(Entries from a dataset)
____
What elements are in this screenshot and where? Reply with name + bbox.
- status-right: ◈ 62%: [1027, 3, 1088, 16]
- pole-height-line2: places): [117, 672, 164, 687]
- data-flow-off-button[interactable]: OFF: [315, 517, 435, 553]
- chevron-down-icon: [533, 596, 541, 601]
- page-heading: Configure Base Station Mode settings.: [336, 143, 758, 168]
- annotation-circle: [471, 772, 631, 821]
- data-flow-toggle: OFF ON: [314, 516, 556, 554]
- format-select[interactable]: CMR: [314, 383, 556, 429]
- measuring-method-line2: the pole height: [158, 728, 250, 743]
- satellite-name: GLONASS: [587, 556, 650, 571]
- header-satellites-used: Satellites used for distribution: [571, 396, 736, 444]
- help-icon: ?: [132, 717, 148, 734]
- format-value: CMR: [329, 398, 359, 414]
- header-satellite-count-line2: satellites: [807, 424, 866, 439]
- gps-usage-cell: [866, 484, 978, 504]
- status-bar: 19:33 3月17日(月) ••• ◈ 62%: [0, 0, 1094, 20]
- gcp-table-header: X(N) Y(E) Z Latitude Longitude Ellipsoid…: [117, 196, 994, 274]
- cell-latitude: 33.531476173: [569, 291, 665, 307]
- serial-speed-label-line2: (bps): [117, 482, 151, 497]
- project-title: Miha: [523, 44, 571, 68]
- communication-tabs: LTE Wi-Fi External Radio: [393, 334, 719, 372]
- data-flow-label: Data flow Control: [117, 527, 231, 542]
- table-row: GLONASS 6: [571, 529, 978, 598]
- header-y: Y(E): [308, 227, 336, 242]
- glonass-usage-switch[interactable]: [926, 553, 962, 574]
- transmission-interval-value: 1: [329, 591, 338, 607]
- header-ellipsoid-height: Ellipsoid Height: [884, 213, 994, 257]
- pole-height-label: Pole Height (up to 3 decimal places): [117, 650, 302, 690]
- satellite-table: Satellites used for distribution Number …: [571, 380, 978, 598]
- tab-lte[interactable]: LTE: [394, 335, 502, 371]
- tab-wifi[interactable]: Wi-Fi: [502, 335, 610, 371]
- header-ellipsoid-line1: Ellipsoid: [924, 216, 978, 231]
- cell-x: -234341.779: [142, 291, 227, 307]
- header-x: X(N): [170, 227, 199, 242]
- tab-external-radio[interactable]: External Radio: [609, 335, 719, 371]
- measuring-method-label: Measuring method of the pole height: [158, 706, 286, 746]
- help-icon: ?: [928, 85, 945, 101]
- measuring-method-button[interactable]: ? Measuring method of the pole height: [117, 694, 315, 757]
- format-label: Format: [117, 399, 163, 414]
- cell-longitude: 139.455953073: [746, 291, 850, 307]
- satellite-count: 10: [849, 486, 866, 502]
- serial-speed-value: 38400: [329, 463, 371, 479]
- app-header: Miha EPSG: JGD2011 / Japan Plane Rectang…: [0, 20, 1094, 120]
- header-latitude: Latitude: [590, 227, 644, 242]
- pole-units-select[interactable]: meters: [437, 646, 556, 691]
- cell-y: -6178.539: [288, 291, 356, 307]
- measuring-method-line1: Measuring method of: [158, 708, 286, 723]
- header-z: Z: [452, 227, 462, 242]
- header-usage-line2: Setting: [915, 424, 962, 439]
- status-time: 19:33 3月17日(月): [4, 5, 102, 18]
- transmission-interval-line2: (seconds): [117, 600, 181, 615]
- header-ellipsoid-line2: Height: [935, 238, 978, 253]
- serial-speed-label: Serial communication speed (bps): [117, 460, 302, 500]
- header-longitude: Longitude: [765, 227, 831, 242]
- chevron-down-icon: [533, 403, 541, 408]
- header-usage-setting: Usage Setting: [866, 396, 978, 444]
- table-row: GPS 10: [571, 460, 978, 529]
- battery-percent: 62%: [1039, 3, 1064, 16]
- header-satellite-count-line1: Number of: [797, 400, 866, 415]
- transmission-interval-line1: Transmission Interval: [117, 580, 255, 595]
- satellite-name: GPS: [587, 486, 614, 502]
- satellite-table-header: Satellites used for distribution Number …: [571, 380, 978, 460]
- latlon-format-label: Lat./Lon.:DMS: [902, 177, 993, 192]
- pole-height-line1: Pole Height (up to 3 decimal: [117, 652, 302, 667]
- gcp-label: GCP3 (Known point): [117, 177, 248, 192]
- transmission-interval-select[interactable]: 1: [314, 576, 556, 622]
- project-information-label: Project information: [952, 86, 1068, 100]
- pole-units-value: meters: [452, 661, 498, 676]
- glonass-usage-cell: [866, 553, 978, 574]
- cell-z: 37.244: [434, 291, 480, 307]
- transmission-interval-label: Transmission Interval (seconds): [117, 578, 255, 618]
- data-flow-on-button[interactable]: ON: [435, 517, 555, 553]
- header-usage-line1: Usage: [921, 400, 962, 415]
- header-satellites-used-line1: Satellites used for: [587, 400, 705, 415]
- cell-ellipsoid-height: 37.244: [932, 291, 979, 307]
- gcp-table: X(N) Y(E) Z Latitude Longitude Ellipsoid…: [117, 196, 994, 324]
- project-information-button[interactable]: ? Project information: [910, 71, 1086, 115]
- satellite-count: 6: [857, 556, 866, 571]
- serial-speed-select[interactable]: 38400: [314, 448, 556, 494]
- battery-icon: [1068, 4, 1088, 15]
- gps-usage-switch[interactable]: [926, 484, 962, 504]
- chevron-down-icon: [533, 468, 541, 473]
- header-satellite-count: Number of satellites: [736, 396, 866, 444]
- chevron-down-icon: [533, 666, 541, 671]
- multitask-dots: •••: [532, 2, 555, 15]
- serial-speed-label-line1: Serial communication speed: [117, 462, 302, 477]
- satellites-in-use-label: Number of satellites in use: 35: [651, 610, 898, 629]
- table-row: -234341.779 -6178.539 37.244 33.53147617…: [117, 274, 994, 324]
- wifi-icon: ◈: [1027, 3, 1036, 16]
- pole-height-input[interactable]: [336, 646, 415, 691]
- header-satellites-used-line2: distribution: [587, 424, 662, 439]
____
## YOUR INSTRUCTIONS
Please render the lines from the first one through the line with "- chevron-down-icon: [533, 596, 541, 601]" as a Markdown table with the columns Row and Line, skipping any blank lines.

## FINISHED TASK
| Row | Line |
|---|---|
| 1 | What elements are in this screenshot and where? Reply with name + bbox. |
| 2 | - status-right: ◈ 62%: [1027, 3, 1088, 16] |
| 3 | - pole-height-line2: places): [117, 672, 164, 687] |
| 4 | - data-flow-off-button[interactable]: OFF: [315, 517, 435, 553] |
| 5 | - chevron-down-icon: [533, 596, 541, 601] |